Return all of the entries word for word, but omit the pictures they contain.
# start of Information given
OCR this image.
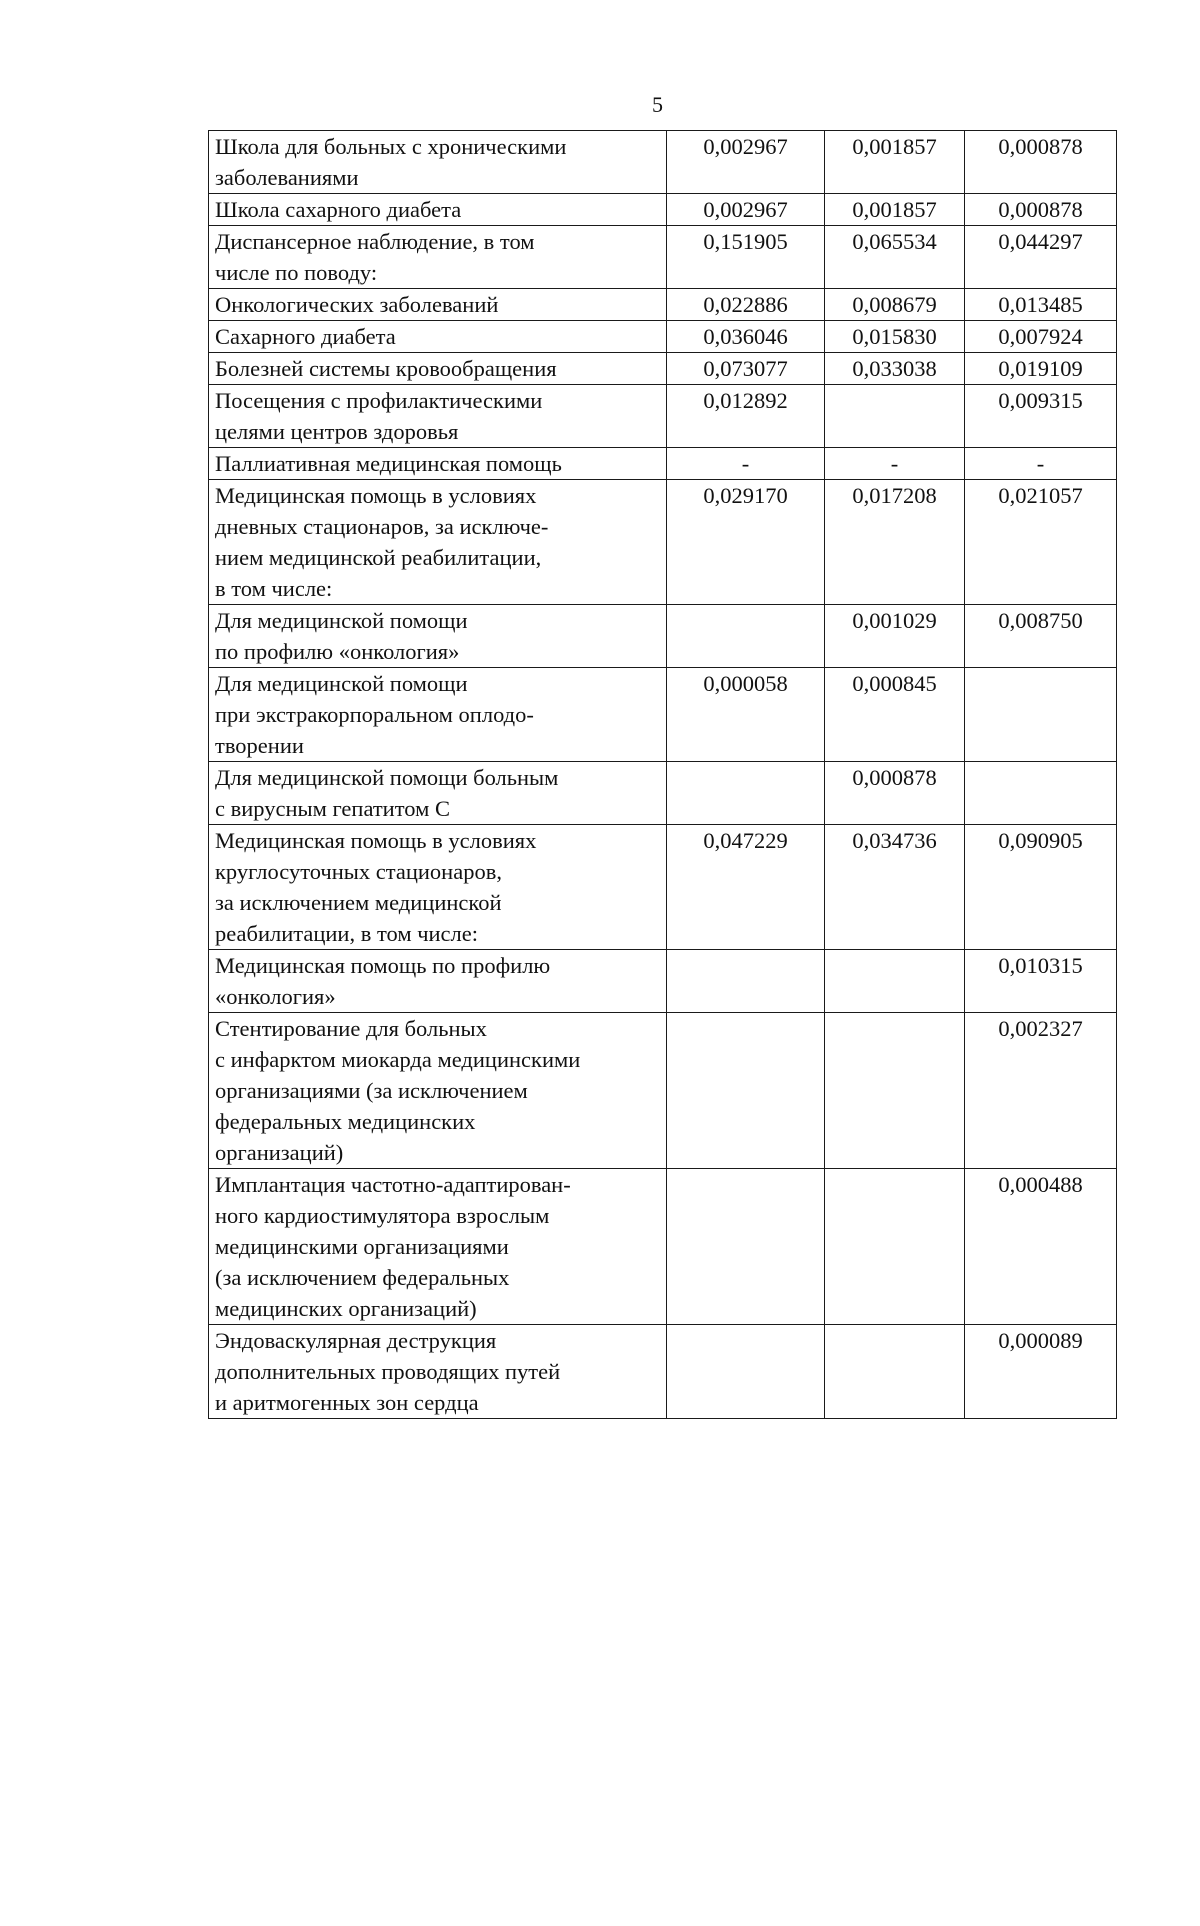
5
Школа для больных с хроническими
заболеваниями	0,002967	0,001857	0,000878
Школа сахарного диабета	0,002967	0,001857	0,000878
Диспансерное наблюдение, в том
числе по поводу:	0,151905	0,065534	0,044297
Онкологических заболеваний	0,022886	0,008679	0,013485
Сахарного диабета	0,036046	0,015830	0,007924
Болезней системы кровообращения	0,073077	0,033038	0,019109
Посещения с профилактическими
целями центров здоровья	0,012892		0,009315
Паллиативная медицинская помощь	-	-	-
Медицинская помощь в условиях
дневных стационаров, за исключе-
нием медицинской реабилитации,
в том числе:	0,029170	0,017208	0,021057
Для медицинской помощи
по профилю «онкология»		0,001029	0,008750
Для медицинской помощи
при экстракорпоральном оплодо-
творении	0,000058	0,000845	
Для медицинской помощи больным
с вирусным гепатитом С		0,000878	
Медицинская помощь в условиях
круглосуточных стационаров,
за исключением медицинской
реабилитации, в том числе:	0,047229	0,034736	0,090905
Медицинская помощь по профилю
«онкология»			0,010315
Стентирование для больных
с инфарктом миокарда медицинскими
организациями (за исключением
федеральных медицинских
организаций)			0,002327
Имплантация частотно-адаптирован-
ного кардиостимулятора взрослым
медицинскими организациями
(за исключением федеральных
медицинских организаций)			0,000488
Эндоваскулярная деструкция
дополнительных проводящих путей
и аритмогенных зон сердца			0,000089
# end of Information given
**Task response**
OCR this image.
5
Школа для больных с хроническими
заболеваниями	0,002967	0,001857	0,000878
Школа сахарного диабета	0,002967	0,001857	0,000878
Диспансерное наблюдение, в том
числе по поводу:	0,151905	0,065534	0,044297
Онкологических заболеваний	0,022886	0,008679	0,013485
Сахарного диабета	0,036046	0,015830	0,007924
Болезней системы кровообращения	0,073077	0,033038	0,019109
Посещения с профилактическими
целями центров здоровья	0,012892		0,009315
Паллиативная медицинская помощь	-	-	-
Медицинская помощь в условиях
дневных стационаров, за исключе-
нием медицинской реабилитации,
в том числе:	0,029170	0,017208	0,021057
Для медицинской помощи
по профилю «онкология»		0,001029	0,008750
Для медицинской помощи
при экстракорпоральном оплодо-
творении	0,000058	0,000845	
Для медицинской помощи больным
с вирусным гепатитом С		0,000878	
Медицинская помощь в условиях
круглосуточных стационаров,
за исключением медицинской
реабилитации, в том числе:	0,047229	0,034736	0,090905
Медицинская помощь по профилю
«онкология»			0,010315
Стентирование для больных
с инфарктом миокарда медицинскими
организациями (за исключением
федеральных медицинских
организаций)			0,002327
Имплантация частотно-адаптирован-
ного кардиостимулятора взрослым
медицинскими организациями
(за исключением федеральных
медицинских организаций)			0,000488
Эндоваскулярная деструкция
дополнительных проводящих путей
и аритмогенных зон сердца			0,000089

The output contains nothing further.